Listing -
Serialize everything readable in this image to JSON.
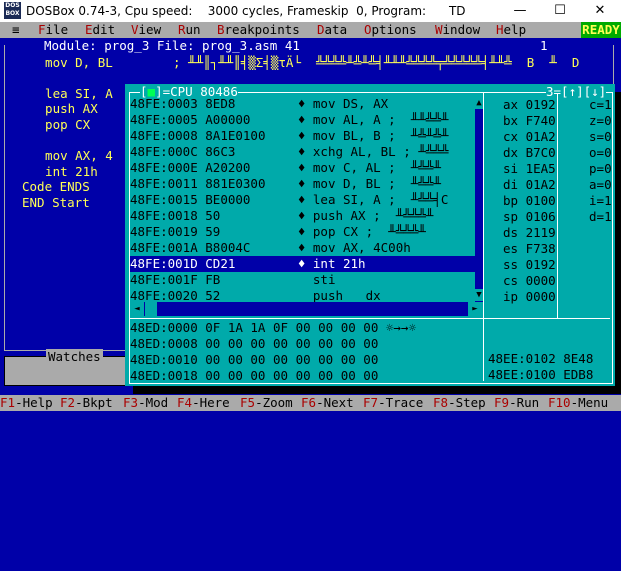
{
  "window": {
    "title": "DOSBox 0.74-3, Cpu speed:    3000 cycles, Frameskip  0, Program:      TD",
    "icon_text": "DOS BOX",
    "minimize": "—",
    "maximize": "☐",
    "close": "✕"
  },
  "menubar": {
    "system": "≡",
    "items": [
      {
        "hk": "F",
        "rest": "ile"
      },
      {
        "hk": "E",
        "rest": "dit"
      },
      {
        "hk": "V",
        "rest": "iew"
      },
      {
        "hk": "R",
        "rest": "un"
      },
      {
        "hk": "B",
        "rest": "reakpoints"
      },
      {
        "hk": "D",
        "rest": "ata"
      },
      {
        "hk": "O",
        "rest": "ptions"
      },
      {
        "hk": "W",
        "rest": "indow"
      },
      {
        "hk": "H",
        "rest": "elp"
      }
    ],
    "status": "READY"
  },
  "module": {
    "title": "Module: prog_3 File: prog_3.asm 41",
    "number": "1",
    "lines": [
      "  mov D, BL        ; ╨╨║┐╨╨║╡▒Σ╡▒τÄ└  ╩╩╩╩╨╩╨╩╡╨╨╨╩╩╩╩╤╩╩╩╩╩╡╨╨╩  B  ╨  D",
      "",
      "  lea SI, A",
      "  push AX",
      "  pop CX",
      "",
      "  mov AX, 4",
      "  int 21h",
      "Code ENDS",
      "END Start"
    ]
  },
  "watches": {
    "title": "Watches"
  },
  "cpu": {
    "title": "CPU 80486",
    "close_glyph": "■",
    "window_number": "3",
    "resize_glyphs": "=[↑][↓]",
    "disasm": [
      {
        "addr": "48FE:0003",
        "bytes": "8ED8",
        "instr": "mov DS, AX"
      },
      {
        "addr": "48FE:0005",
        "bytes": "A00000",
        "instr": "mov AL, A ;  ╨╨╩╩╨"
      },
      {
        "addr": "48FE:0008",
        "bytes": "8A1E0100",
        "instr": "mov BL, B ;  ╨╩╨╩╨"
      },
      {
        "addr": "48FE:000C",
        "bytes": "86C3",
        "instr": "xchg AL, BL ; ╨╩╩╩"
      },
      {
        "addr": "48FE:000E",
        "bytes": "A20200",
        "instr": "mov C, AL ;  ╨╩╩╨"
      },
      {
        "addr": "48FE:0011",
        "bytes": "881E0300",
        "instr": "mov D, BL ;  ╨╩╩╨"
      },
      {
        "addr": "48FE:0015",
        "bytes": "BE0000",
        "instr": "lea SI, A ;  ╨╩╩╡C"
      },
      {
        "addr": "48FE:0018",
        "bytes": "50",
        "instr": "push AX ;  ╨╩╩╩╨"
      },
      {
        "addr": "48FE:0019",
        "bytes": "59",
        "instr": "pop CX ;  ╨╩╩╩╨"
      },
      {
        "addr": "48FE:001A",
        "bytes": "B8004C",
        "instr": "mov AX, 4C00h"
      },
      {
        "addr": "48FE:001D",
        "bytes": "CD21",
        "instr": "int 21h",
        "selected": true
      },
      {
        "addr": "48FE:001F",
        "bytes": "FB",
        "instr": "sti",
        "plain": true
      },
      {
        "addr": "48FE:0020",
        "bytes": "52",
        "instr": "push   dx",
        "plain": true
      }
    ],
    "registers": [
      {
        "name": "ax",
        "value": "0192"
      },
      {
        "name": "bx",
        "value": "F740"
      },
      {
        "name": "cx",
        "value": "01A2"
      },
      {
        "name": "dx",
        "value": "B7C0"
      },
      {
        "name": "si",
        "value": "1EA5"
      },
      {
        "name": "di",
        "value": "01A2"
      },
      {
        "name": "bp",
        "value": "0100"
      },
      {
        "name": "sp",
        "value": "0106"
      },
      {
        "name": "ds",
        "value": "2119"
      },
      {
        "name": "es",
        "value": "F738"
      },
      {
        "name": "ss",
        "value": "0192"
      },
      {
        "name": "cs",
        "value": "0000"
      },
      {
        "name": "ip",
        "value": "0000"
      }
    ],
    "flags": [
      {
        "name": "c",
        "value": "1"
      },
      {
        "name": "z",
        "value": "0"
      },
      {
        "name": "s",
        "value": "0"
      },
      {
        "name": "o",
        "value": "0"
      },
      {
        "name": "p",
        "value": "0"
      },
      {
        "name": "a",
        "value": "0"
      },
      {
        "name": "i",
        "value": "1"
      },
      {
        "name": "d",
        "value": "1"
      }
    ],
    "dump": [
      "48ED:0000 0F 1A 1A 0F 00 00 00 00 ☼→→☼",
      "48ED:0008 00 00 00 00 00 00 00 00",
      "48ED:0010 00 00 00 00 00 00 00 00",
      "48ED:0018 00 00 00 00 00 00 00 00"
    ],
    "stack": [
      "48EE:0102 8E48",
      "48EE:0100 EDB8"
    ]
  },
  "fkeys": [
    {
      "k": "F1",
      "l": "-Help"
    },
    {
      "k": "F2",
      "l": "-Bkpt"
    },
    {
      "k": "F3",
      "l": "-Mod"
    },
    {
      "k": "F4",
      "l": "-Here"
    },
    {
      "k": "F5",
      "l": "-Zoom"
    },
    {
      "k": "F6",
      "l": "-Next"
    },
    {
      "k": "F7",
      "l": "-Trace"
    },
    {
      "k": "F8",
      "l": "-Step"
    },
    {
      "k": "F9",
      "l": "-Run"
    },
    {
      "k": "F10",
      "l": "-Menu"
    }
  ]
}
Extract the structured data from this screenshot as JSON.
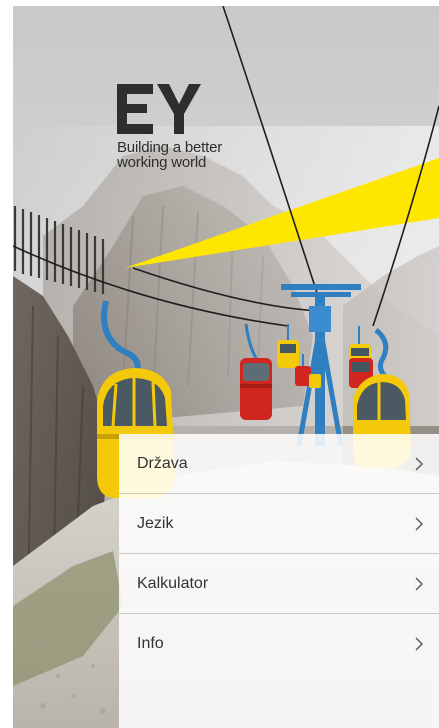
{
  "brand": {
    "logo_text": "EY",
    "tagline_line1": "Building a better",
    "tagline_line2": "working world",
    "accent_color": "#ffe600"
  },
  "menu": {
    "items": [
      {
        "label": "Država",
        "icon": "chevron-right-icon"
      },
      {
        "label": "Jezik",
        "icon": "chevron-right-icon"
      },
      {
        "label": "Kalkulator",
        "icon": "chevron-right-icon"
      },
      {
        "label": "Info",
        "icon": "chevron-right-icon"
      }
    ]
  }
}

Goal -
None of the pictures should appear; repeat the records exactly otherwise.

Response for this exercise -
Serialize everything readable in this image to JSON.
{
  "window": {
    "title": "DOSBox 0.74-3, Cpu speed:    3000 cycles, Frameskip  0, Program:      TD",
    "icon_text": "DOS BOX",
    "minimize": "—",
    "maximize": "☐",
    "close": "✕"
  },
  "menubar": {
    "system": "≡",
    "items": [
      {
        "hk": "F",
        "rest": "ile"
      },
      {
        "hk": "E",
        "rest": "dit"
      },
      {
        "hk": "V",
        "rest": "iew"
      },
      {
        "hk": "R",
        "rest": "un"
      },
      {
        "hk": "B",
        "rest": "reakpoints"
      },
      {
        "hk": "D",
        "rest": "ata"
      },
      {
        "hk": "O",
        "rest": "ptions"
      },
      {
        "hk": "W",
        "rest": "indow"
      },
      {
        "hk": "H",
        "rest": "elp"
      }
    ],
    "status": "READY"
  },
  "module": {
    "title": "Module: prog_3 File: prog_3.asm 41",
    "number": "1",
    "lines": [
      "  mov D, BL        ; ╨╨║┐╨╨║╡▒Σ╡▒τÄ└  ╩╩╩╩╨╩╨╩╡╨╨╨╩╩╩╩╤╩╩╩╩╩╡╨╨╩  B  ╨  D",
      "",
      "  lea SI, A",
      "  push AX",
      "  pop CX",
      "",
      "  mov AX, 4",
      "  int 21h",
      "Code ENDS",
      "END Start"
    ]
  },
  "watches": {
    "title": "Watches"
  },
  "cpu": {
    "title": "CPU 80486",
    "close_glyph": "■",
    "window_number": "3",
    "resize_glyphs": "=[↑][↓]",
    "disasm": [
      {
        "addr": "48FE:0003",
        "bytes": "8ED8",
        "instr": "mov DS, AX"
      },
      {
        "addr": "48FE:0005",
        "bytes": "A00000",
        "instr": "mov AL, A ;  ╨╨╩╩╨"
      },
      {
        "addr": "48FE:0008",
        "bytes": "8A1E0100",
        "instr": "mov BL, B ;  ╨╩╨╩╨"
      },
      {
        "addr": "48FE:000C",
        "bytes": "86C3",
        "instr": "xchg AL, BL ; ╨╩╩╩"
      },
      {
        "addr": "48FE:000E",
        "bytes": "A20200",
        "instr": "mov C, AL ;  ╨╩╩╨"
      },
      {
        "addr": "48FE:0011",
        "bytes": "881E0300",
        "instr": "mov D, BL ;  ╨╩╩╨"
      },
      {
        "addr": "48FE:0015",
        "bytes": "BE0000",
        "instr": "lea SI, A ;  ╨╩╩╡C"
      },
      {
        "addr": "48FE:0018",
        "bytes": "50",
        "instr": "push AX ;  ╨╩╩╩╨"
      },
      {
        "addr": "48FE:0019",
        "bytes": "59",
        "instr": "pop CX ;  ╨╩╩╩╨"
      },
      {
        "addr": "48FE:001A",
        "bytes": "B8004C",
        "instr": "mov AX, 4C00h"
      },
      {
        "addr": "48FE:001D",
        "bytes": "CD21",
        "instr": "int 21h",
        "selected": true
      },
      {
        "addr": "48FE:001F",
        "bytes": "FB",
        "instr": "sti",
        "plain": true
      },
      {
        "addr": "48FE:0020",
        "bytes": "52",
        "instr": "push   dx",
        "plain": true
      }
    ],
    "registers": [
      {
        "name": "ax",
        "value": "0192"
      },
      {
        "name": "bx",
        "value": "F740"
      },
      {
        "name": "cx",
        "value": "01A2"
      },
      {
        "name": "dx",
        "value": "B7C0"
      },
      {
        "name": "si",
        "value": "1EA5"
      },
      {
        "name": "di",
        "value": "01A2"
      },
      {
        "name": "bp",
        "value": "0100"
      },
      {
        "name": "sp",
        "value": "0106"
      },
      {
        "name": "ds",
        "value": "2119"
      },
      {
        "name": "es",
        "value": "F738"
      },
      {
        "name": "ss",
        "value": "0192"
      },
      {
        "name": "cs",
        "value": "0000"
      },
      {
        "name": "ip",
        "value": "0000"
      }
    ],
    "flags": [
      {
        "name": "c",
        "value": "1"
      },
      {
        "name": "z",
        "value": "0"
      },
      {
        "name": "s",
        "value": "0"
      },
      {
        "name": "o",
        "value": "0"
      },
      {
        "name": "p",
        "value": "0"
      },
      {
        "name": "a",
        "value": "0"
      },
      {
        "name": "i",
        "value": "1"
      },
      {
        "name": "d",
        "value": "1"
      }
    ],
    "dump": [
      "48ED:0000 0F 1A 1A 0F 00 00 00 00 ☼→→☼",
      "48ED:0008 00 00 00 00 00 00 00 00",
      "48ED:0010 00 00 00 00 00 00 00 00",
      "48ED:0018 00 00 00 00 00 00 00 00"
    ],
    "stack": [
      "48EE:0102 8E48",
      "48EE:0100 EDB8"
    ]
  },
  "fkeys": [
    {
      "k": "F1",
      "l": "-Help"
    },
    {
      "k": "F2",
      "l": "-Bkpt"
    },
    {
      "k": "F3",
      "l": "-Mod"
    },
    {
      "k": "F4",
      "l": "-Here"
    },
    {
      "k": "F5",
      "l": "-Zoom"
    },
    {
      "k": "F6",
      "l": "-Next"
    },
    {
      "k": "F7",
      "l": "-Trace"
    },
    {
      "k": "F8",
      "l": "-Step"
    },
    {
      "k": "F9",
      "l": "-Run"
    },
    {
      "k": "F10",
      "l": "-Menu"
    }
  ]
}
Extract the structured data from this screenshot as JSON.
{
  "brand": {
    "logo_text": "EY",
    "tagline_line1": "Building a better",
    "tagline_line2": "working world",
    "accent_color": "#ffe600"
  },
  "menu": {
    "items": [
      {
        "label": "Država",
        "icon": "chevron-right-icon"
      },
      {
        "label": "Jezik",
        "icon": "chevron-right-icon"
      },
      {
        "label": "Kalkulator",
        "icon": "chevron-right-icon"
      },
      {
        "label": "Info",
        "icon": "chevron-right-icon"
      }
    ]
  }
}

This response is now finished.